• TASK: Copy out all of the material exactly as presented.

---+---

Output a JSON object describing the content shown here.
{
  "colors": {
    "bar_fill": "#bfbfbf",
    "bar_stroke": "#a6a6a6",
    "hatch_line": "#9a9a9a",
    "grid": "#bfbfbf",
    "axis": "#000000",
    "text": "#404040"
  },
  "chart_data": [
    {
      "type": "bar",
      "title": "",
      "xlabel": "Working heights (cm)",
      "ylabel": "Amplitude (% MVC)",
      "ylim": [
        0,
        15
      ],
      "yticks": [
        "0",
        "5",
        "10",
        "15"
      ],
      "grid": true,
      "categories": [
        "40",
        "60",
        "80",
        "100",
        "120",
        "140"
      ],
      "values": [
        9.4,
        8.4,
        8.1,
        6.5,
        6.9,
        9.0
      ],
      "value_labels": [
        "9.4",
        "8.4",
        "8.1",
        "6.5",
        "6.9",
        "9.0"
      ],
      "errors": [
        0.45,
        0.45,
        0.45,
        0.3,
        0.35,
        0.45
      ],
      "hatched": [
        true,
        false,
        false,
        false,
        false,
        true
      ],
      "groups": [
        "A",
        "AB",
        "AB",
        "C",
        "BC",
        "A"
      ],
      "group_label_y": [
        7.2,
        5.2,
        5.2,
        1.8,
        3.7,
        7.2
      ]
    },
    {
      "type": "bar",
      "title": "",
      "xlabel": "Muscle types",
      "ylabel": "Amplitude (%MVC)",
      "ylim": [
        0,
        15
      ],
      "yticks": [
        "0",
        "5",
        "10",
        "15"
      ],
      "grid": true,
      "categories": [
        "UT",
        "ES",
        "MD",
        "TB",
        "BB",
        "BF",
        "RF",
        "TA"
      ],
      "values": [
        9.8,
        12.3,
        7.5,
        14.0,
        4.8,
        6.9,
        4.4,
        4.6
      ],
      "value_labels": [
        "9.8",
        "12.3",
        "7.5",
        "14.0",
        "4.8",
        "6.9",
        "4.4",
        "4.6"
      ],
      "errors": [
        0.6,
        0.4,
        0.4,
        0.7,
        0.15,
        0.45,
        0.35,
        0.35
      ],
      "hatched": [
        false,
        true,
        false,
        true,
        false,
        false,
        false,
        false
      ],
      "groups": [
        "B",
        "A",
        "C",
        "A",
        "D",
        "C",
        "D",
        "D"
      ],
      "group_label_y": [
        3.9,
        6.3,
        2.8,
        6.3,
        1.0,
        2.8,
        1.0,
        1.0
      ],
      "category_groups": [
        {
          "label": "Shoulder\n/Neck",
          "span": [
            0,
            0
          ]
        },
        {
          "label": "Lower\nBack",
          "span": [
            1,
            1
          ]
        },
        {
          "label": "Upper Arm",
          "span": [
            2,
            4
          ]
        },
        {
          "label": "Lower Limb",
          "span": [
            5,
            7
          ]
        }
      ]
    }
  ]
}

---+---

• RESULT OF THIS EXERCISE:
Output a JSON object describing the content shown here.
{
  "colors": {
    "bar_fill": "#bfbfbf",
    "bar_stroke": "#a6a6a6",
    "hatch_line": "#9a9a9a",
    "grid": "#bfbfbf",
    "axis": "#000000",
    "text": "#404040"
  },
  "chart_data": [
    {
      "type": "bar",
      "title": "",
      "xlabel": "Working heights (cm)",
      "ylabel": "Amplitude (% MVC)",
      "ylim": [
        0,
        15
      ],
      "yticks": [
        "0",
        "5",
        "10",
        "15"
      ],
      "grid": true,
      "categories": [
        "40",
        "60",
        "80",
        "100",
        "120",
        "140"
      ],
      "values": [
        9.4,
        8.4,
        8.1,
        6.5,
        6.9,
        9.0
      ],
      "value_labels": [
        "9.4",
        "8.4",
        "8.1",
        "6.5",
        "6.9",
        "9.0"
      ],
      "errors": [
        0.45,
        0.45,
        0.45,
        0.3,
        0.35,
        0.45
      ],
      "hatched": [
        true,
        false,
        false,
        false,
        false,
        true
      ],
      "groups": [
        "A",
        "AB",
        "AB",
        "C",
        "BC",
        "A"
      ],
      "group_label_y": [
        7.2,
        5.2,
        5.2,
        1.8,
        3.7,
        7.2
      ]
    },
    {
      "type": "bar",
      "title": "",
      "xlabel": "Muscle types",
      "ylabel": "Amplitude (%MVC)",
      "ylim": [
        0,
        15
      ],
      "yticks": [
        "0",
        "5",
        "10",
        "15"
      ],
      "grid": true,
      "categories": [
        "UT",
        "ES",
        "MD",
        "TB",
        "BB",
        "BF",
        "RF",
        "TA"
      ],
      "values": [
        9.8,
        12.3,
        7.5,
        14.0,
        4.8,
        6.9,
        4.4,
        4.6
      ],
      "value_labels": [
        "9.8",
        "12.3",
        "7.5",
        "14.0",
        "4.8",
        "6.9",
        "4.4",
        "4.6"
      ],
      "errors": [
        0.6,
        0.4,
        0.4,
        0.7,
        0.15,
        0.45,
        0.35,
        0.35
      ],
      "hatched": [
        false,
        true,
        false,
        true,
        false,
        false,
        false,
        false
      ],
      "groups": [
        "B",
        "A",
        "C",
        "A",
        "D",
        "C",
        "D",
        "D"
      ],
      "group_label_y": [
        3.9,
        6.3,
        2.8,
        6.3,
        1.0,
        2.8,
        1.0,
        1.0
      ],
      "category_groups": [
        {
          "label": "Shoulder\n/Neck",
          "span": [
            0,
            0
          ]
        },
        {
          "label": "Lower\nBack",
          "span": [
            1,
            1
          ]
        },
        {
          "label": "Upper Arm",
          "span": [
            2,
            4
          ]
        },
        {
          "label": "Lower Limb",
          "span": [
            5,
            7
          ]
        }
      ]
    }
  ]
}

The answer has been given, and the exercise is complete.